Records from a data collection:
▶

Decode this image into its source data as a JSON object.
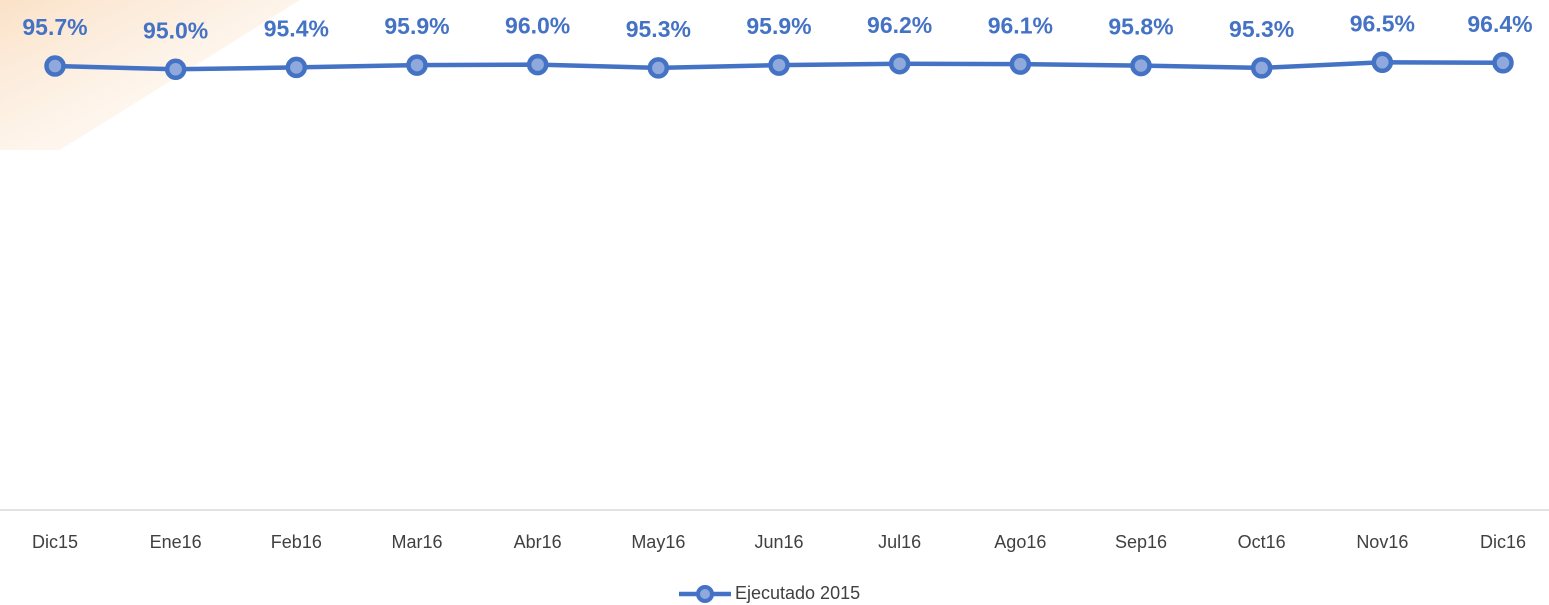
{
  "chart_data": {
    "type": "line",
    "categories": [
      "Dic15",
      "Ene16",
      "Feb16",
      "Mar16",
      "Abr16",
      "May16",
      "Jun16",
      "Jul16",
      "Ago16",
      "Sep16",
      "Oct16",
      "Nov16",
      "Dic16"
    ],
    "series": [
      {
        "name": "Ejecutado 2015",
        "color": "#4472c4",
        "values": [
          95.7,
          95.0,
          95.4,
          95.9,
          96.0,
          95.3,
          95.9,
          96.2,
          96.1,
          95.8,
          95.3,
          96.5,
          96.4
        ],
        "value_labels": [
          "95.7%",
          "95.0%",
          "95.4%",
          "95.9%",
          "96.0%",
          "95.3%",
          "95.9%",
          "96.2%",
          "96.1%",
          "95.8%",
          "95.3%",
          "96.5%",
          "96.4%"
        ]
      }
    ],
    "ylim": [
      0,
      100
    ],
    "legend": "bottom"
  }
}
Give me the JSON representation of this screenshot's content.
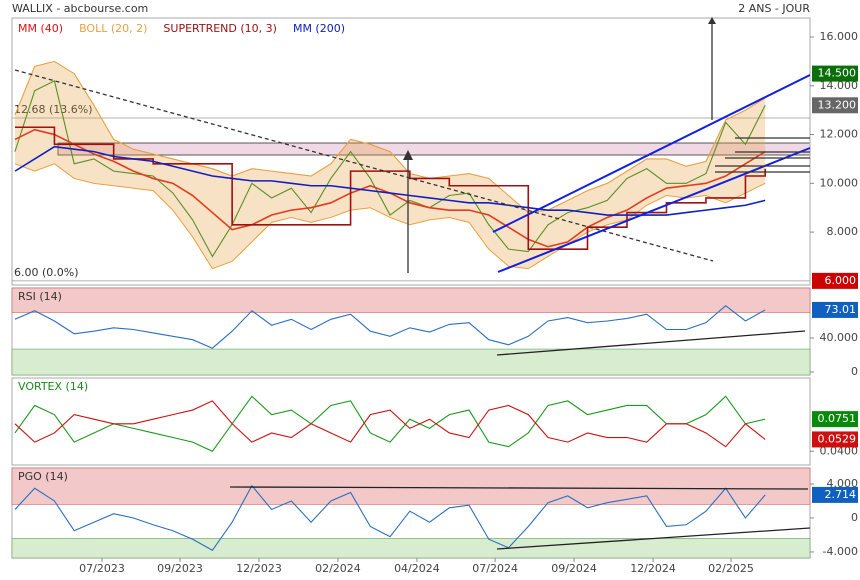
{
  "header": {
    "title": "WALLIX - abcbourse.com",
    "period": "2 ANS - JOUR"
  },
  "chart_data": [
    {
      "type": "line",
      "xlim": [
        -0.15,
        40.27
      ],
      "ylim": [
        5.83,
        16.78
      ],
      "yticks": [
        {
          "value": 8,
          "label": "8.000"
        },
        {
          "value": 10,
          "label": "10.000"
        },
        {
          "value": 12,
          "label": "12.000"
        },
        {
          "value": 14,
          "label": "14.000"
        },
        {
          "value": 16,
          "label": "16.000"
        }
      ],
      "series": [
        {
          "color": "#1a8a1a",
          "values": [
            11.3,
            13.8,
            14.2,
            10.8,
            11.0,
            10.5,
            10.4,
            10.3,
            9.6,
            8.5,
            7.0,
            8.3,
            10.0,
            9.4,
            9.8,
            8.8,
            10.2,
            11.3,
            10.2,
            8.7,
            9.3,
            9.0,
            9.5,
            9.6,
            8.3,
            7.3,
            7.2,
            8.3,
            8.8,
            9.0,
            9.3,
            10.2,
            10.6,
            10.0,
            10.0,
            10.4,
            12.5,
            11.6,
            13.2
          ]
        },
        {
          "name": "MM (40)",
          "color": "#e01010",
          "values": [
            11.8,
            12.2,
            12.0,
            11.6,
            11.2,
            10.9,
            10.5,
            10.2,
            10.0,
            9.5,
            8.8,
            8.1,
            8.3,
            8.7,
            8.9,
            9.0,
            9.2,
            9.6,
            9.9,
            9.6,
            9.2,
            9.0,
            8.9,
            8.9,
            8.7,
            8.2,
            7.7,
            7.4,
            7.6,
            8.2,
            8.6,
            8.9,
            9.4,
            9.8,
            9.9,
            10.0,
            10.3,
            10.8,
            11.3
          ]
        },
        {
          "name": "BOLL (20, 2)",
          "color": "#e8a040",
          "values": [
            12.8,
            14.8,
            15.0,
            14.5,
            13.2,
            11.8,
            11.4,
            11.2,
            11.0,
            10.8,
            10.6,
            10.3,
            10.6,
            10.5,
            10.4,
            10.3,
            10.8,
            11.8,
            11.6,
            11.3,
            10.4,
            10.2,
            10.3,
            10.4,
            10.2,
            9.5,
            8.8,
            8.9,
            9.3,
            9.7,
            10.0,
            10.5,
            11.0,
            11.0,
            10.7,
            10.9,
            12.6,
            13.0,
            13.5
          ],
          "lower": [
            10.8,
            10.5,
            10.8,
            10.2,
            10.0,
            9.9,
            9.8,
            9.7,
            8.9,
            7.8,
            6.5,
            6.8,
            7.6,
            8.4,
            8.6,
            8.4,
            8.6,
            8.9,
            9.0,
            8.6,
            8.3,
            8.5,
            8.6,
            8.4,
            7.3,
            6.6,
            6.5,
            7.0,
            7.5,
            8.0,
            8.3,
            8.5,
            9.1,
            9.5,
            9.4,
            9.5,
            9.2,
            9.6,
            10.0
          ]
        },
        {
          "name": "SUPERTREND (10, 3)",
          "color": "#a01010",
          "step": true,
          "values": [
            12.3,
            12.3,
            11.6,
            11.6,
            11.6,
            11.0,
            11.0,
            10.8,
            10.8,
            10.8,
            10.8,
            8.3,
            8.3,
            8.3,
            8.3,
            8.3,
            8.3,
            10.5,
            10.5,
            10.5,
            10.2,
            10.2,
            9.9,
            9.9,
            9.9,
            9.9,
            7.3,
            7.3,
            7.3,
            8.2,
            8.2,
            8.8,
            8.8,
            9.2,
            9.2,
            9.4,
            9.4,
            10.3,
            10.6
          ]
        },
        {
          "name": "MM (200)",
          "color": "#1020c0",
          "values": [
            10.5,
            11.0,
            11.5,
            11.4,
            11.3,
            11.1,
            11.0,
            10.9,
            10.7,
            10.5,
            10.3,
            10.2,
            10.1,
            10.1,
            10.0,
            9.9,
            9.9,
            9.8,
            9.7,
            9.6,
            9.5,
            9.4,
            9.3,
            9.2,
            9.2,
            9.1,
            9.0,
            8.9,
            8.9,
            8.8,
            8.7,
            8.7,
            8.7,
            8.7,
            8.8,
            8.9,
            9.0,
            9.1,
            9.3
          ]
        }
      ],
      "levels": [
        {
          "value": 12.68,
          "label": "12.68 (13.6%)"
        },
        {
          "value": 6.0,
          "label": "6.00 (0.0%)"
        }
      ],
      "markers": [
        {
          "value": 14.5,
          "label": "14.500",
          "color": "#0a6e0a"
        },
        {
          "value": 13.2,
          "label": "13.200",
          "color": "#666666"
        },
        {
          "value": 6.0,
          "label": "6.000",
          "color": "#cc0000"
        }
      ]
    },
    {
      "type": "line",
      "title": "RSI (14)",
      "xlim": [
        -0.15,
        40.27
      ],
      "ylim": [
        -3.5,
        98.8
      ],
      "bands": [
        70,
        27
      ],
      "yticks": [
        0,
        {
          "value": 40,
          "label": "40.000"
        }
      ],
      "series": [
        {
          "color": "#2a6fc0",
          "values": [
            62,
            72,
            60,
            45,
            48,
            52,
            50,
            46,
            42,
            38,
            28,
            48,
            72,
            55,
            62,
            50,
            62,
            68,
            48,
            42,
            52,
            47,
            56,
            58,
            38,
            32,
            42,
            60,
            64,
            58,
            60,
            63,
            68,
            50,
            50,
            58,
            78,
            60,
            73.01
          ]
        }
      ],
      "markers": [
        {
          "value": 73.01,
          "label": "73.01",
          "color": "#1060c0"
        }
      ]
    },
    {
      "type": "line",
      "title": "VORTEX (14)",
      "title_color": "#1a8a1a",
      "xlim": [
        -0.15,
        40.27
      ],
      "ylim": [
        0.025,
        0.12
      ],
      "yticks": [
        {
          "value": 0.04,
          "label": "0.0400"
        }
      ],
      "series": [
        {
          "color": "#1a9a1a",
          "values": [
            0.06,
            0.09,
            0.08,
            0.05,
            0.06,
            0.07,
            0.065,
            0.06,
            0.055,
            0.05,
            0.04,
            0.07,
            0.1,
            0.08,
            0.085,
            0.07,
            0.09,
            0.095,
            0.06,
            0.05,
            0.075,
            0.065,
            0.08,
            0.085,
            0.05,
            0.045,
            0.06,
            0.09,
            0.095,
            0.08,
            0.085,
            0.09,
            0.09,
            0.07,
            0.07,
            0.08,
            0.1,
            0.07,
            0.0751
          ]
        },
        {
          "color": "#cc1010",
          "values": [
            0.07,
            0.05,
            0.06,
            0.08,
            0.075,
            0.07,
            0.07,
            0.075,
            0.08,
            0.085,
            0.095,
            0.07,
            0.05,
            0.06,
            0.055,
            0.07,
            0.06,
            0.05,
            0.08,
            0.085,
            0.065,
            0.075,
            0.06,
            0.055,
            0.085,
            0.09,
            0.08,
            0.055,
            0.05,
            0.06,
            0.055,
            0.055,
            0.05,
            0.07,
            0.07,
            0.06,
            0.045,
            0.07,
            0.0529
          ]
        }
      ],
      "markers": [
        {
          "value": 0.0751,
          "label": "0.0751",
          "color": "#0a8a0a"
        },
        {
          "value": 0.0529,
          "label": "0.0529",
          "color": "#cc1010"
        }
      ]
    },
    {
      "type": "line",
      "title": "PGO (14)",
      "xlim": [
        -0.15,
        40.27
      ],
      "ylim": [
        -4.71,
        5.88
      ],
      "bands": [
        1.6,
        -2.4
      ],
      "yticks": [
        {
          "value": 4,
          "label": "4.000"
        },
        0,
        {
          "value": -4,
          "label": "-4.000"
        }
      ],
      "xticks": [
        {
          "value": 4.41,
          "label": "07/2023"
        },
        {
          "value": 8.36,
          "label": "09/2023"
        },
        {
          "value": 12.36,
          "label": "12/2023"
        },
        {
          "value": 16.36,
          "label": "02/2024"
        },
        {
          "value": 20.36,
          "label": "04/2024"
        },
        {
          "value": 24.32,
          "label": "07/2024"
        },
        {
          "value": 28.32,
          "label": "09/2024"
        },
        {
          "value": 32.32,
          "label": "12/2024"
        },
        {
          "value": 36.27,
          "label": "02/2025"
        }
      ],
      "series": [
        {
          "color": "#2a6fc0",
          "values": [
            1,
            3.5,
            2,
            -1.5,
            -0.5,
            0.5,
            0,
            -0.8,
            -1.5,
            -2.5,
            -3.8,
            -0.5,
            3.8,
            1,
            2,
            -0.5,
            2,
            3,
            -1,
            -2.2,
            0.8,
            -0.5,
            1.2,
            1.5,
            -2.5,
            -3.5,
            -1,
            1.8,
            2.6,
            1.2,
            1.8,
            2.2,
            2.6,
            -1,
            -0.8,
            0.8,
            3.5,
            0,
            2.714
          ]
        }
      ],
      "markers": [
        {
          "value": 2.714,
          "label": "2.714",
          "color": "#1060c0"
        }
      ]
    }
  ]
}
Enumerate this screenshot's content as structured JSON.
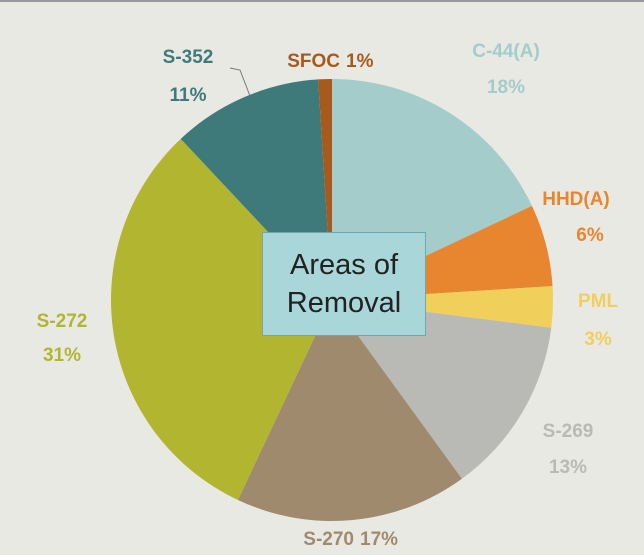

◀

■ Description of the task: Copy every line that contains the string "this".

■ Written answer:
Decode this image into its source data as a JSON object.
Give me the JSON representation of this screenshot's content.
Enumerate this screenshot's content as structured JSON.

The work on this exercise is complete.